> WHAT IS REQUIRED
Select every line below containing the word "data".

::::::

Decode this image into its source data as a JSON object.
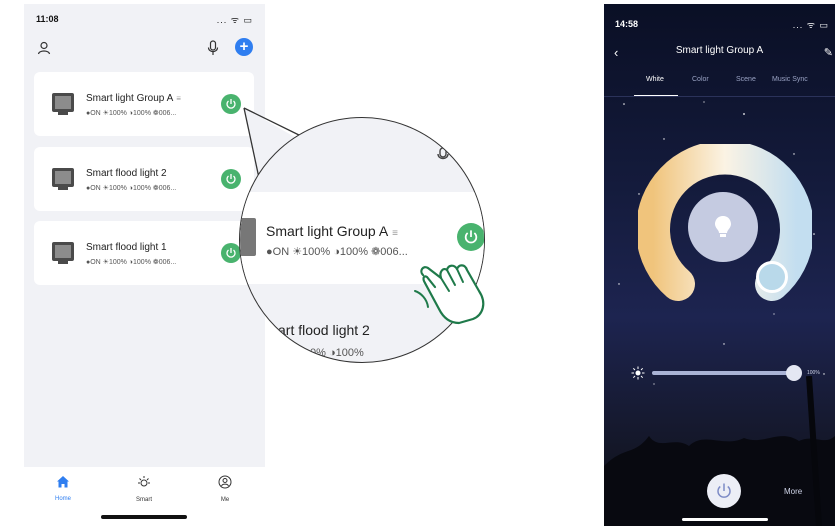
{
  "left_phone": {
    "status_time": "11:08",
    "status_icons": "... ᯤ ▭",
    "devices": [
      {
        "name": "Smart light Group A",
        "meta": "●ON ☀100% ◑100% ❁006...",
        "is_group": true
      },
      {
        "name": "Smart flood light 2",
        "meta": "●ON ☀100% ◑100% ❁006...",
        "is_group": false
      },
      {
        "name": "Smart flood light 1",
        "meta": "●ON ☀100% ◑100% ❁006...",
        "is_group": false
      }
    ],
    "tabs": [
      {
        "label": "Home",
        "active": true
      },
      {
        "label": "Smart",
        "active": false
      },
      {
        "label": "Me",
        "active": false
      }
    ],
    "colors": {
      "accent": "#2f7ef0",
      "power": "#49b36e",
      "background": "#f1f2f6"
    }
  },
  "magnifier": {
    "name": "Smart light Group A",
    "meta": "●ON ☀100% ◑100% ❁006...",
    "next_name": "art flood light 2",
    "next_meta": "0% ◑100%"
  },
  "right_phone": {
    "status_time": "14:58",
    "status_icons": "... ᯤ ▭",
    "title": "Smart light Group A",
    "tabs": [
      {
        "label": "White",
        "active": true
      },
      {
        "label": "Color",
        "active": false
      },
      {
        "label": "Scene",
        "active": false
      },
      {
        "label": "Music Sync",
        "active": false
      }
    ],
    "brightness_value": "100%",
    "brightness_fraction": 1.0,
    "more_label": "More",
    "icons": [
      "back-icon",
      "edit-icon",
      "bulb-icon",
      "sun-icon",
      "power-icon"
    ]
  }
}
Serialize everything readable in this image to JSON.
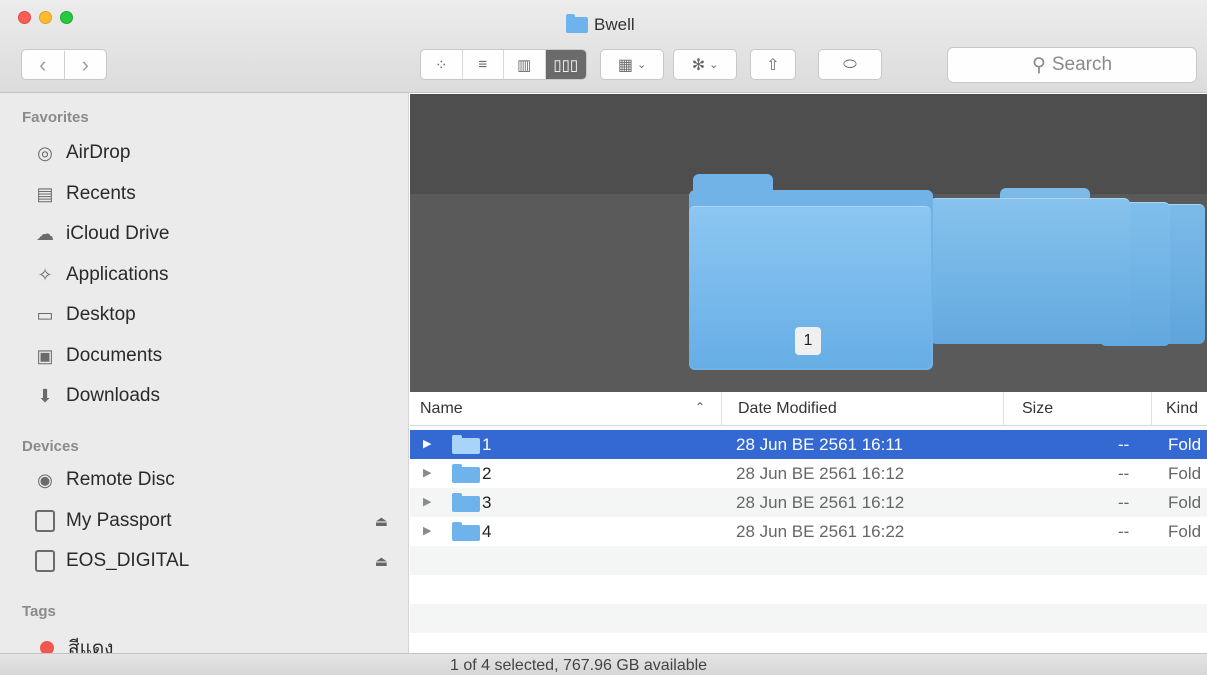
{
  "window": {
    "title": "Bwell",
    "controls": [
      "close",
      "minimize",
      "zoom"
    ]
  },
  "toolbar": {
    "back_icon": "chevron-left-icon",
    "forward_icon": "chevron-right-icon",
    "back_glyph": "‹",
    "forward_glyph": "›",
    "views": [
      {
        "name": "icon-view",
        "glyph": "⁘",
        "active": false
      },
      {
        "name": "list-view",
        "glyph": "≡",
        "active": false
      },
      {
        "name": "column-view",
        "glyph": "▥",
        "active": false
      },
      {
        "name": "cover-flow-view",
        "glyph": "▯▯▯",
        "active": true
      }
    ],
    "arrange_glyph": "▦",
    "action_glyph": "✻",
    "chevron_glyph": "⌄",
    "share_glyph": "⇧",
    "tag_glyph": "⬭",
    "search_placeholder": "Search",
    "search_glyph": "⚲"
  },
  "sidebar": {
    "favorites_heading": "Favorites",
    "favorites": [
      {
        "label": "AirDrop",
        "icon": "airdrop-icon",
        "glyph": "◎"
      },
      {
        "label": "Recents",
        "icon": "recents-icon",
        "glyph": "▤"
      },
      {
        "label": "iCloud Drive",
        "icon": "cloud-icon",
        "glyph": "☁"
      },
      {
        "label": "Applications",
        "icon": "applications-icon",
        "glyph": "✧"
      },
      {
        "label": "Desktop",
        "icon": "desktop-icon",
        "glyph": "▭"
      },
      {
        "label": "Documents",
        "icon": "documents-icon",
        "glyph": "▣"
      },
      {
        "label": "Downloads",
        "icon": "downloads-icon",
        "glyph": "⬇"
      }
    ],
    "devices_heading": "Devices",
    "devices": [
      {
        "label": "Remote Disc",
        "icon": "disc-icon",
        "eject": false
      },
      {
        "label": "My Passport",
        "icon": "drive-icon",
        "eject": true
      },
      {
        "label": "EOS_DIGITAL",
        "icon": "drive-icon",
        "eject": true
      }
    ],
    "eject_glyph": "⏏",
    "tags_heading": "Tags",
    "tags": [
      {
        "label": "สีแดง",
        "color": "#f0584f"
      }
    ]
  },
  "coverflow": {
    "selected_label": "1",
    "folder_color": "#71b3e6",
    "background": "#5a5a5a"
  },
  "list": {
    "columns": {
      "name": "Name",
      "date": "Date Modified",
      "size": "Size",
      "kind": "Kind"
    },
    "sort_glyph": "⌃",
    "rows": [
      {
        "name": "1",
        "date": "28 Jun BE 2561 16:11",
        "size": "--",
        "kind": "Fold",
        "selected": true
      },
      {
        "name": "2",
        "date": "28 Jun BE 2561 16:12",
        "size": "--",
        "kind": "Fold",
        "selected": false
      },
      {
        "name": "3",
        "date": "28 Jun BE 2561 16:12",
        "size": "--",
        "kind": "Fold",
        "selected": false
      },
      {
        "name": "4",
        "date": "28 Jun BE 2561 16:22",
        "size": "--",
        "kind": "Fold",
        "selected": false
      }
    ],
    "disclosure_glyph": "▶",
    "selection_color": "#3469d3"
  },
  "status": {
    "text": "1 of 4 selected, 767.96 GB available"
  }
}
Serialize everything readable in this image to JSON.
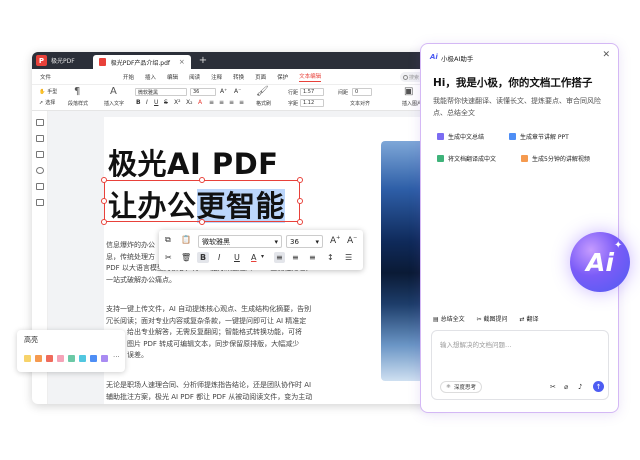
{
  "editor": {
    "app_name": "极光PDF",
    "doc_tab": "极光PDF产品介绍.pdf",
    "menus": [
      "文件",
      "开始",
      "插入",
      "编辑",
      "阅读",
      "注释",
      "转换",
      "页面",
      "保护",
      "文本编辑"
    ],
    "active_menu": "文本编辑",
    "search_placeholder": "搜索",
    "toolbar": {
      "hand": "手型",
      "select": "选择",
      "paragraph_style": "段落样式",
      "insert_text": "插入文字",
      "font": "微软雅黑",
      "size": "36",
      "line_height_label": "行距",
      "line_height_value": "1.57",
      "word_spacing_label": "字距",
      "word_spacing_value": "1.12",
      "spacing_label": "间距",
      "spacing_value": "0",
      "format_painter": "格式刷",
      "text_align": "文本对齐",
      "insert_image": "插入图片",
      "toolbar_more": "插入"
    }
  },
  "document": {
    "title_line1": "极光AI PDF",
    "title_line2_plain": "让办公",
    "title_line2_selected": "更智能",
    "para1": [
      "信息爆炸的办公",
      "息，传统处理方",
      "PDF 以大语言模型为核心，将 AI 能力深度融入 PDF 全流程处理，",
      "一站式破解办公痛点。"
    ],
    "para2": [
      "支持一键上传文件，AI 自动提炼核心观点、生成结构化摘要，告别",
      "冗长阅读；面对专业内容或复杂条款，一键提问即可让 AI 精准定",
      "给出专业解答，无需反复翻阅；智能格式转换功能，可将",
      "图片 PDF 转成可编辑文本，同步保留原排版，大幅减少",
      "误差。"
    ],
    "para3": [
      "无论是职场人速理合同、分析师提炼指告结论，还是团队协作时 AI",
      "辅助批注方案，极光 AI PDF 都让 PDF 从被动阅读文件，变为主动"
    ]
  },
  "format_bar": {
    "font": "微软雅黑",
    "size": "36"
  },
  "highlight_palette": {
    "label": "高亮",
    "colors": [
      "#f7d36a",
      "#f59a4f",
      "#ef6b5b",
      "#f5a3b8",
      "#6cc9a6",
      "#52c7e0",
      "#4e8ef5",
      "#a98bf2"
    ],
    "more": "···"
  },
  "ai_panel": {
    "logo": "Ai",
    "title": "小极AI助手",
    "greeting": "Hi，我是小极，你的文档工作搭子",
    "description": "我能帮你快速翻译、读懂长文、提炼要点、审合同风险点、总结全文",
    "chips": [
      {
        "label": "生成中文总结",
        "color": "#7b6cf2"
      },
      {
        "label": "生成章节讲解 PPT",
        "color": "#4e8ef5"
      },
      {
        "label": "将文档翻译成中文",
        "color": "#3fb37a"
      },
      {
        "label": "生成5分钟的讲解视频",
        "color": "#f59a4f"
      }
    ],
    "badge": "Ai",
    "actions": [
      "总结全文",
      "截图提问",
      "翻译"
    ],
    "input_placeholder": "输入想解决的文档问题…",
    "deep_think": "深度思考"
  }
}
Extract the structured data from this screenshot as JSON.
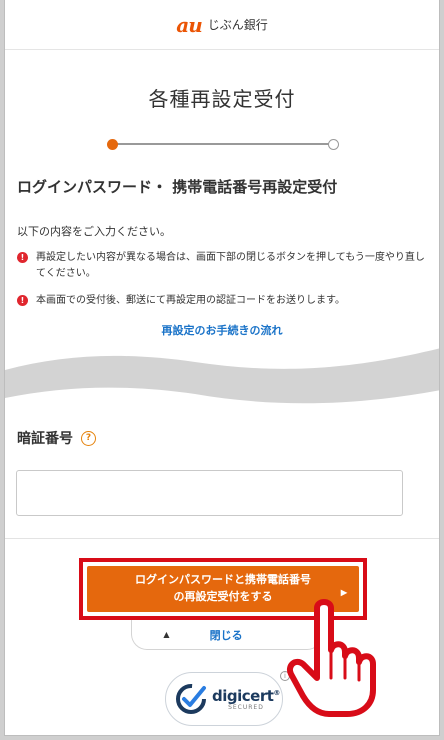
{
  "header": {
    "logo_au": "au",
    "logo_text": "じぶん銀行"
  },
  "page_title": "各種再設定受付",
  "section_title": "ログインパスワード・ 携帯電話番号再設定受付",
  "intro": "以下の内容をご入力ください。",
  "notes": [
    "再設定したい内容が異なる場合は、画面下部の閉じるボタンを押してもう一度やり直してください。",
    "本画面での受付後、郵送にて再設定用の認証コードをお送りします。"
  ],
  "note_icon_glyph": "!",
  "flow_link": "再設定のお手続きの流れ",
  "field": {
    "label": "暗証番号",
    "help_glyph": "?",
    "value": "",
    "placeholder": ""
  },
  "submit": {
    "line1": "ログインパスワードと携帯電話番号",
    "line2": "の再設定受付をする",
    "arrow": "▶"
  },
  "close": {
    "label": "閉じる",
    "arrow": "▲"
  },
  "seal": {
    "name": "digicert",
    "trademark": "®",
    "secured": "SECURED",
    "info": "i"
  },
  "colors": {
    "accent": "#e5680d",
    "highlight_border": "#d80c18",
    "link": "#1a73c8",
    "alert": "#e0262e"
  },
  "progress": {
    "current_step": 1,
    "total_steps": 2
  }
}
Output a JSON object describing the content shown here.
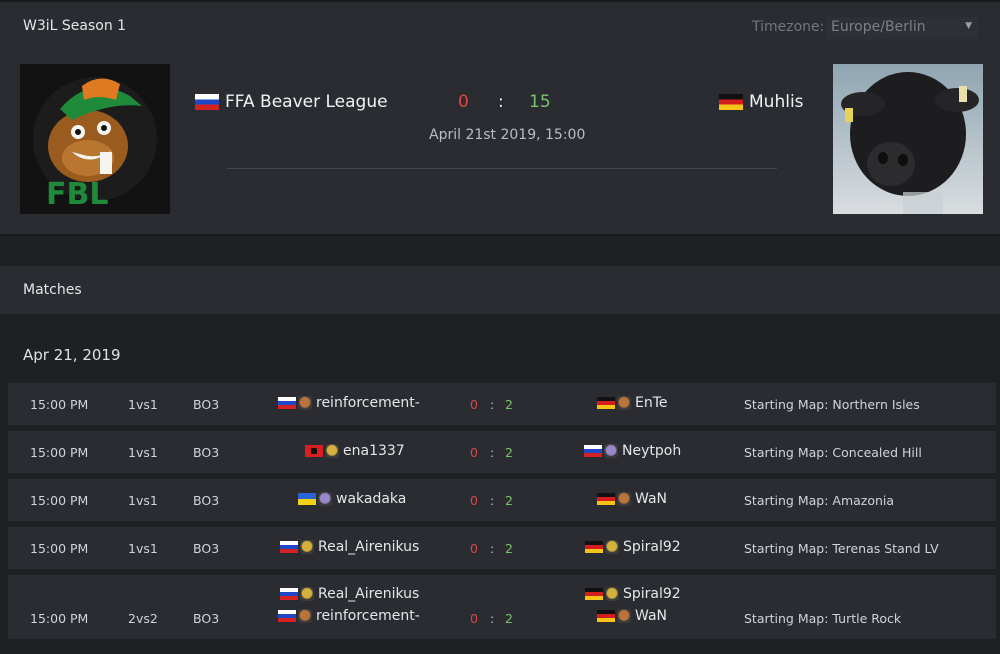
{
  "header": {
    "season_title": "W3iL Season 1",
    "timezone_label": "Timezone:",
    "timezone_value": "Europe/Berlin"
  },
  "hero": {
    "team_left": "FFA Beaver League",
    "team_left_flag": "ru",
    "team_right": "Muhlis",
    "team_right_flag": "de",
    "score_left": "0",
    "score_separator": ":",
    "score_right": "15",
    "datetime": "April 21st 2019, 15:00",
    "logo_text": "FBL"
  },
  "section": {
    "title": "Matches",
    "date_heading": "Apr 21, 2019"
  },
  "colors": {
    "loss_red": "#e0443e",
    "win_green": "#7ac36a",
    "panel_bg": "#2a2c31",
    "page_bg": "#1e2024"
  },
  "matches": [
    {
      "time": "15:00 PM",
      "mode": "1vs1",
      "format": "BO3",
      "left_players": [
        {
          "name": "reinforcement-",
          "flag": "ru",
          "race": "orc-icon"
        }
      ],
      "right_players": [
        {
          "name": "EnTe",
          "flag": "de",
          "race": "orc-icon"
        }
      ],
      "score_left": "0",
      "score_sep": ":",
      "score_right": "2",
      "map": "Starting Map: Northern Isles"
    },
    {
      "time": "15:00 PM",
      "mode": "1vs1",
      "format": "BO3",
      "left_players": [
        {
          "name": "ena1337",
          "flag": "al",
          "race": "human-icon"
        }
      ],
      "right_players": [
        {
          "name": "Neytpoh",
          "flag": "ru",
          "race": "nightelf-icon"
        }
      ],
      "score_left": "0",
      "score_sep": ":",
      "score_right": "2",
      "map": "Starting Map: Concealed Hill"
    },
    {
      "time": "15:00 PM",
      "mode": "1vs1",
      "format": "BO3",
      "left_players": [
        {
          "name": "wakadaka",
          "flag": "ua",
          "race": "nightelf-icon"
        }
      ],
      "right_players": [
        {
          "name": "WaN",
          "flag": "de",
          "race": "orc-icon"
        }
      ],
      "score_left": "0",
      "score_sep": ":",
      "score_right": "2",
      "map": "Starting Map: Amazonia"
    },
    {
      "time": "15:00 PM",
      "mode": "1vs1",
      "format": "BO3",
      "left_players": [
        {
          "name": "Real_Airenikus",
          "flag": "ru",
          "race": "human-icon"
        }
      ],
      "right_players": [
        {
          "name": "Spiral92",
          "flag": "de",
          "race": "human-icon"
        }
      ],
      "score_left": "0",
      "score_sep": ":",
      "score_right": "2",
      "map": "Starting Map: Terenas Stand LV"
    },
    {
      "time": "15:00 PM",
      "mode": "2vs2",
      "format": "BO3",
      "left_players": [
        {
          "name": "Real_Airenikus",
          "flag": "ru",
          "race": "human-icon"
        },
        {
          "name": "reinforcement-",
          "flag": "ru",
          "race": "orc-icon"
        }
      ],
      "right_players": [
        {
          "name": "Spiral92",
          "flag": "de",
          "race": "human-icon"
        },
        {
          "name": "WaN",
          "flag": "de",
          "race": "orc-icon"
        }
      ],
      "score_left": "0",
      "score_sep": ":",
      "score_right": "2",
      "map": "Starting Map: Turtle Rock"
    }
  ]
}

::::::

> RESULT FOR THIS EXERCISE
Decode this image into its source data as a JSON object.
Extract the structured data from this screenshot as JSON.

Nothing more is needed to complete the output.